##### PROVIDED RECORDS
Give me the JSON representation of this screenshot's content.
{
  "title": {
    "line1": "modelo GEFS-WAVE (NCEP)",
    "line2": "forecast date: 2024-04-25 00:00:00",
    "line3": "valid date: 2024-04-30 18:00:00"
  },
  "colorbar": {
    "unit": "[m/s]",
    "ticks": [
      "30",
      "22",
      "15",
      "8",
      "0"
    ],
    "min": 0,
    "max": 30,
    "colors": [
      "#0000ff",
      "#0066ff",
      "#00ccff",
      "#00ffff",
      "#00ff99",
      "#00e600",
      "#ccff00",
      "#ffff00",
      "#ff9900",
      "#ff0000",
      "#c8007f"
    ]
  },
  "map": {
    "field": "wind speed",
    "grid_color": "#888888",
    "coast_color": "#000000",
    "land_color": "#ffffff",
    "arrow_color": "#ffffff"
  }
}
##########
◆ **WHAT IS BEING ASKED**: Please restate the records in full, word for word.

◆ **FULL ANSWER**:
Give me the JSON representation of this screenshot's content.
{
  "title": {
    "line1": "modelo GEFS-WAVE (NCEP)",
    "line2": "forecast date: 2024-04-25 00:00:00",
    "line3": "valid date: 2024-04-30 18:00:00"
  },
  "colorbar": {
    "unit": "[m/s]",
    "ticks": [
      "30",
      "22",
      "15",
      "8",
      "0"
    ],
    "min": 0,
    "max": 30,
    "colors": [
      "#0000ff",
      "#0066ff",
      "#00ccff",
      "#00ffff",
      "#00ff99",
      "#00e600",
      "#ccff00",
      "#ffff00",
      "#ff9900",
      "#ff0000",
      "#c8007f"
    ]
  },
  "map": {
    "field": "wind speed",
    "grid_color": "#888888",
    "coast_color": "#000000",
    "land_color": "#ffffff",
    "arrow_color": "#ffffff"
  }
}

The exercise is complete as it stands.